## AIM OF THE TASK
Work out the number of lines containing "letter". Answer with nothing but that number.

## DATASET RECORDS

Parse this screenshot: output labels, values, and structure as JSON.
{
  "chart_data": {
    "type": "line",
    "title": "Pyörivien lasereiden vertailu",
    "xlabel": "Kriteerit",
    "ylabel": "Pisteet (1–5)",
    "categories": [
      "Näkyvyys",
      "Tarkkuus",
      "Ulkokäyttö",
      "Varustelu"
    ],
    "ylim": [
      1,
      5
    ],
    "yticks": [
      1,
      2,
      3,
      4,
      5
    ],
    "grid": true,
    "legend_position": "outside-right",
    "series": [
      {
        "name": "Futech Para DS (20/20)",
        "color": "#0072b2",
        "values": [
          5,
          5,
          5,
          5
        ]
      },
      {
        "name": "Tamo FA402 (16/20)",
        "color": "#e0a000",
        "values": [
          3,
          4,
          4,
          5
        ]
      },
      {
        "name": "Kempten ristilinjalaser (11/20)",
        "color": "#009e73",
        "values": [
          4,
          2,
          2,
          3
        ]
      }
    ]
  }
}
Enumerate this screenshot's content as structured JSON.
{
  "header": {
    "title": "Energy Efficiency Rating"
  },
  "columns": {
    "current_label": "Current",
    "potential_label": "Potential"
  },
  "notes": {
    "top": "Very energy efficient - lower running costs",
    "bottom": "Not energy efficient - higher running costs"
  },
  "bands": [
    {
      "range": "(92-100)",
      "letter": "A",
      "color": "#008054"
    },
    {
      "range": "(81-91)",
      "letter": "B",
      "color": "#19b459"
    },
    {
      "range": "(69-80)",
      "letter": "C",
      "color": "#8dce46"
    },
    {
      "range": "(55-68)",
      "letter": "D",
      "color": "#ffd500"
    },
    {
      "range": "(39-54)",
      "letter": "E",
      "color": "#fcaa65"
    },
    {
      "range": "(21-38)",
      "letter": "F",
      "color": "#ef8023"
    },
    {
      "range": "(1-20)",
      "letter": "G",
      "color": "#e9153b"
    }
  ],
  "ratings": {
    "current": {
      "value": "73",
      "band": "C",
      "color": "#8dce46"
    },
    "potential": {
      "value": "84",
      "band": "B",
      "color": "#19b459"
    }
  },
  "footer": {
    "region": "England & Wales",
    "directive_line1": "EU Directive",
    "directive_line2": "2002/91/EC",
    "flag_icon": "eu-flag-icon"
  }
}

## WRITTEN ANSWER
7